Record extracts: Begin

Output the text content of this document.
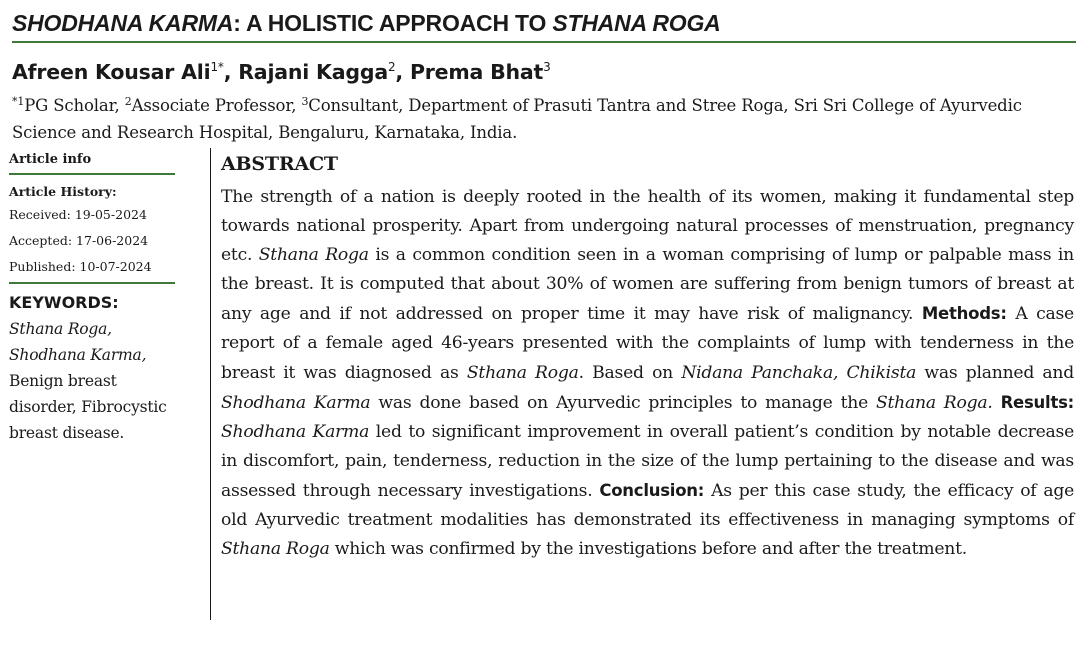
SHODHANA KARMA: A HOLISTIC APPROACH TO STHANA ROGA
Afreen Kousar Ali$^{1*}$, Rajani Kagga$^2$, Prema Bhat$^3$
$^{*1}$PG Scholar, $^2$Associate Professor, $^3$Consultant, Department of Prasuti Tantra and Stree Roga, Sri Sri College of Ayurvedic Science and Research Hospital, Bengaluru, Karnataka, India.
Article info
Article History:
Received: 19-05-2024
Accepted: 17-06-2024
Published: 10-07-2024
KEYWORDS:
Sthana Roga,
Shodhana Karma,
Benign breast
disorder, Fibrocystic
breast disease.
ABSTRACT
The strength of a nation is deeply rooted in the health of its women, making it fundamental step towards national prosperity. Apart from undergoing natural processes of menstruation, pregnancy etc. Sthana Roga is a common condition seen in a woman comprising of lump or palpable mass in the breast. It is computed that about 30% of women are suffering from benign tumors of breast at any age and if not addressed on proper time it may have risk of malignancy. Methods: A case report of a female aged 46-years presented with the complaints of lump with tenderness in the breast it was diagnosed as Sthana Roga. Based on Nidana Panchaka, Chikista was planned and Shodhana Karma was done based on Ayurvedic principles to manage the Sthana Roga. Results: Shodhana Karma led to significant improvement in overall patient’s condition by notable decrease in discomfort, pain, tenderness, reduction in the size of the lump pertaining to the disease and was assessed through necessary investigations. Conclusion: As per this case study, the efficacy of age old Ayurvedic treatment modalities has demonstrated its effectiveness in managing symptoms of Sthana Roga which was confirmed by the investigations before and after the treatment.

Record extracts: End

Leave the images out and give the rest of the data again exactly.

◆ Worked solution
Output the text content of this document.
SHODHANA KARMA: A HOLISTIC APPROACH TO STHANA ROGA
Afreen Kousar Ali$^{1*}$, Rajani Kagga$^2$, Prema Bhat$^3$
$^{*1}$PG Scholar, $^2$Associate Professor, $^3$Consultant, Department of Prasuti Tantra and Stree Roga, Sri Sri College of Ayurvedic Science and Research Hospital, Bengaluru, Karnataka, India.
Article info
Article History:
Received: 19-05-2024
Accepted: 17-06-2024
Published: 10-07-2024
KEYWORDS:
Sthana Roga,
Shodhana Karma,
Benign breast
disorder, Fibrocystic
breast disease.
ABSTRACT
The strength of a nation is deeply rooted in the health of its women, making it fundamental step towards national prosperity. Apart from undergoing natural processes of menstruation, pregnancy etc. Sthana Roga is a common condition seen in a woman comprising of lump or palpable mass in the breast. It is computed that about 30% of women are suffering from benign tumors of breast at any age and if not addressed on proper time it may have risk of malignancy. Methods: A case report of a female aged 46-years presented with the complaints of lump with tenderness in the breast it was diagnosed as Sthana Roga. Based on Nidana Panchaka, Chikista was planned and Shodhana Karma was done based on Ayurvedic principles to manage the Sthana Roga. Results: Shodhana Karma led to significant improvement in overall patient’s condition by notable decrease in discomfort, pain, tenderness, reduction in the size of the lump pertaining to the disease and was assessed through necessary investigations. Conclusion: As per this case study, the efficacy of age old Ayurvedic treatment modalities has demonstrated its effectiveness in managing symptoms of Sthana Roga which was confirmed by the investigations before and after the treatment.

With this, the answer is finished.